Extracts from a graphics dataset:
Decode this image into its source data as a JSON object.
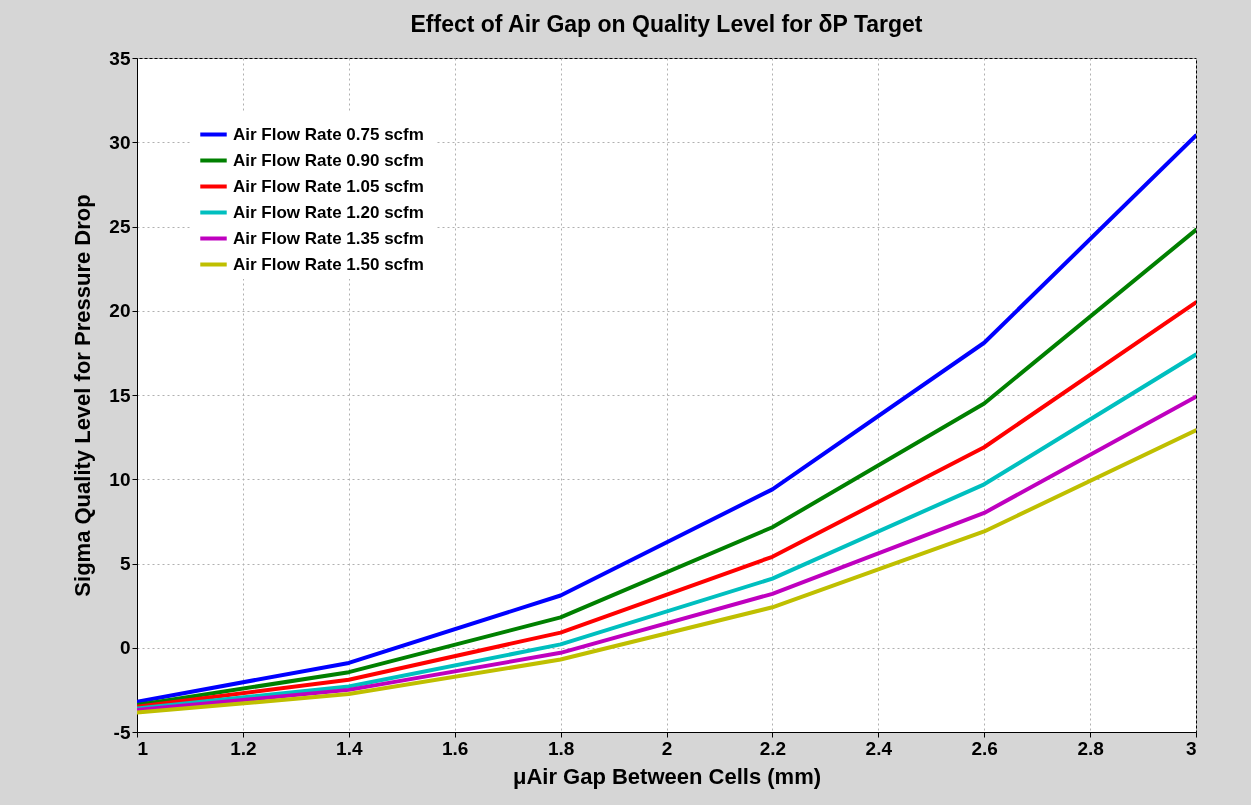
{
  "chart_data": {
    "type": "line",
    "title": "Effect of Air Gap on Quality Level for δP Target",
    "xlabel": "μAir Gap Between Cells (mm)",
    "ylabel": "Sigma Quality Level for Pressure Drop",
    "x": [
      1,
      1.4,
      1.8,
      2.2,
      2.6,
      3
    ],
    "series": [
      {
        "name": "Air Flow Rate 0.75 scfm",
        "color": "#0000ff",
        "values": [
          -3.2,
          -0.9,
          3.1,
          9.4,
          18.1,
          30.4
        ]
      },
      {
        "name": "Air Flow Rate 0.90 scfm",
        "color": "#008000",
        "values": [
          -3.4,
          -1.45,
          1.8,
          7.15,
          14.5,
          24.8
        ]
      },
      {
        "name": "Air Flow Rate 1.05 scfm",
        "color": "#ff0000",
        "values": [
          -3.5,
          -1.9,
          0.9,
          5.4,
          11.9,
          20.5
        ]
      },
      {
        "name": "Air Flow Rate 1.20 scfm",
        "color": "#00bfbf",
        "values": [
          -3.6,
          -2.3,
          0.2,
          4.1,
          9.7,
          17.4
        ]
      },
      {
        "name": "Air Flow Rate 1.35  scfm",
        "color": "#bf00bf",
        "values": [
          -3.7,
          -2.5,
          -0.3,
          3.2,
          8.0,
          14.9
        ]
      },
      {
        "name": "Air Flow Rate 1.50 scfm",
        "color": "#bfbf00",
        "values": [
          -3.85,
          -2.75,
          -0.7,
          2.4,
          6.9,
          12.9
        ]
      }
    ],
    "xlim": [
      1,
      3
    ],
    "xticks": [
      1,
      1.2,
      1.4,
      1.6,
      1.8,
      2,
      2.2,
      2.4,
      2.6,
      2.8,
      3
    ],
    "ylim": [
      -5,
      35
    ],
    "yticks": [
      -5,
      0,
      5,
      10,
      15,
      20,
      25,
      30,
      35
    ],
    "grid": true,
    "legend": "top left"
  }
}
==
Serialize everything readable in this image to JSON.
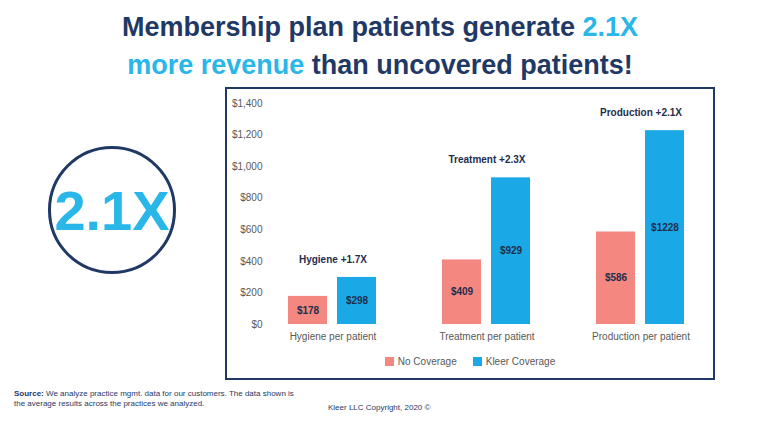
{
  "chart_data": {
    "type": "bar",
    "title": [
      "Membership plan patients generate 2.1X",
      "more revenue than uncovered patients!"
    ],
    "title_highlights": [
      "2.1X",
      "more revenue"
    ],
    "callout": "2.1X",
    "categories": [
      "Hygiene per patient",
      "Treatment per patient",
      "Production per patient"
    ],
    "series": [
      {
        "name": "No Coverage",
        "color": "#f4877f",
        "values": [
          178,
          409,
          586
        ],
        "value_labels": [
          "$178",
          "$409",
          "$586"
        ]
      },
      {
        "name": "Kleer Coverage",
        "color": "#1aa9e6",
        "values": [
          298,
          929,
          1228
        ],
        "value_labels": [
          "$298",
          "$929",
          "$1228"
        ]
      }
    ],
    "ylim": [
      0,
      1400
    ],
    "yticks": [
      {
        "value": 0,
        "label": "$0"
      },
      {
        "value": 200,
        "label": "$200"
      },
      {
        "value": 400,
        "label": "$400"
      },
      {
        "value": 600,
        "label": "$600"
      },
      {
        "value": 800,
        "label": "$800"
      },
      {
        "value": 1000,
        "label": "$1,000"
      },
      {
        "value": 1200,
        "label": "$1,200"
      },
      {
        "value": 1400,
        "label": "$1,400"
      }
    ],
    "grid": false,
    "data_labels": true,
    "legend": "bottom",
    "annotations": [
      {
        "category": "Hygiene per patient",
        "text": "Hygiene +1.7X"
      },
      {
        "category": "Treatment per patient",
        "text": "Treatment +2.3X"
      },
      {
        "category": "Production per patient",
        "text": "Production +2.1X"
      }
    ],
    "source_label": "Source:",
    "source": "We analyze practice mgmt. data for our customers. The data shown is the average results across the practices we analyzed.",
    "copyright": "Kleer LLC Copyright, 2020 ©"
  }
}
--
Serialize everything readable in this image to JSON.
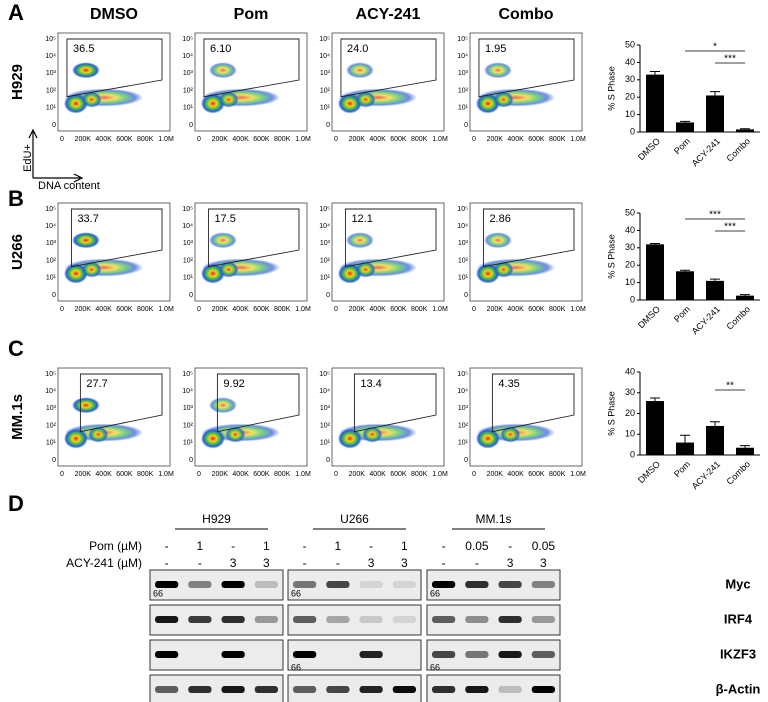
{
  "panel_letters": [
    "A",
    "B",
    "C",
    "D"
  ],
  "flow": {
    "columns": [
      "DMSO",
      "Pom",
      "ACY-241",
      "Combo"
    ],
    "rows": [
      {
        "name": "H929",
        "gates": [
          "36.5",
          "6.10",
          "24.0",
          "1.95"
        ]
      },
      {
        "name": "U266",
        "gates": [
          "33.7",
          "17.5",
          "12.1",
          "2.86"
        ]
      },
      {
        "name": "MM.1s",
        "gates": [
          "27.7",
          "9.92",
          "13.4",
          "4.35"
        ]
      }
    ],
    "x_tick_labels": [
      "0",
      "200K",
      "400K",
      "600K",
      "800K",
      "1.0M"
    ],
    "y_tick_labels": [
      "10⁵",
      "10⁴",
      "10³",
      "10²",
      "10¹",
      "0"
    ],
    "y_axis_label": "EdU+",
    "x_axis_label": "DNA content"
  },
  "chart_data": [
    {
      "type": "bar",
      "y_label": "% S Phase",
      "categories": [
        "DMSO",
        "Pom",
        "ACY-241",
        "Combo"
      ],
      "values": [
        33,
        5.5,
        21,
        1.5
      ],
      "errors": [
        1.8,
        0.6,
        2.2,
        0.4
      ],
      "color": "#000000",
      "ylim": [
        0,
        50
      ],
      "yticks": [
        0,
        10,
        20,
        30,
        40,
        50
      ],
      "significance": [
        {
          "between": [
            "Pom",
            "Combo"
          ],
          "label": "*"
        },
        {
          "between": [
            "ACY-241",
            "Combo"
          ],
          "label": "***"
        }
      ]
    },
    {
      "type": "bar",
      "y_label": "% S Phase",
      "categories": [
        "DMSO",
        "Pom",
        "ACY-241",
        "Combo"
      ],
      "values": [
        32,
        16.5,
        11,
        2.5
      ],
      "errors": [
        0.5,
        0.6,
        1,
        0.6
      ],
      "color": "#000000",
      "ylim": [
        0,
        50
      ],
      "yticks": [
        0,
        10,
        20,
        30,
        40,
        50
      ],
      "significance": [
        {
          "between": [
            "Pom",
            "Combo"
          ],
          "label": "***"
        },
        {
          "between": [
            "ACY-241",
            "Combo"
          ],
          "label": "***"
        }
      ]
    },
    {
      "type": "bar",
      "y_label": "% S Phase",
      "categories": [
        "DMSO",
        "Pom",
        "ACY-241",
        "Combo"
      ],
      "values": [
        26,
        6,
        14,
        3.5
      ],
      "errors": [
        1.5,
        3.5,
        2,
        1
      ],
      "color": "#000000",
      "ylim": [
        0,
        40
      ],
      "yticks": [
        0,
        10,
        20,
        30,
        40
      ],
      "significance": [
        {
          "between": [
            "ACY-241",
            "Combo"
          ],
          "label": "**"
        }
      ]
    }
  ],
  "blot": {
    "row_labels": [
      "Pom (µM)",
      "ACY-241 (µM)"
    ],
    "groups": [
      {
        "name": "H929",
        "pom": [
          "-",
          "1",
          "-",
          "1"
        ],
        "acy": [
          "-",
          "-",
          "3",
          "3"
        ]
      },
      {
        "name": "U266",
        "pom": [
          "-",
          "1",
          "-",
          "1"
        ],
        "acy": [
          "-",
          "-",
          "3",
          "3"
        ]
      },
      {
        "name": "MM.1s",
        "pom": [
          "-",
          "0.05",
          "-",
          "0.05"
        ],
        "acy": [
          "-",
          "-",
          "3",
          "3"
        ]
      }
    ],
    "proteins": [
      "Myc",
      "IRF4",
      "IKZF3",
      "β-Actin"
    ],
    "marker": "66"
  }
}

Assignment: Where the string "text" turns up in a line of the data above, copy that whole line.

Exercise solution:
        "text": "Hygiene +1.7X"
        "text": "Treatment +2.3X"
        "text": "Production +2.1X"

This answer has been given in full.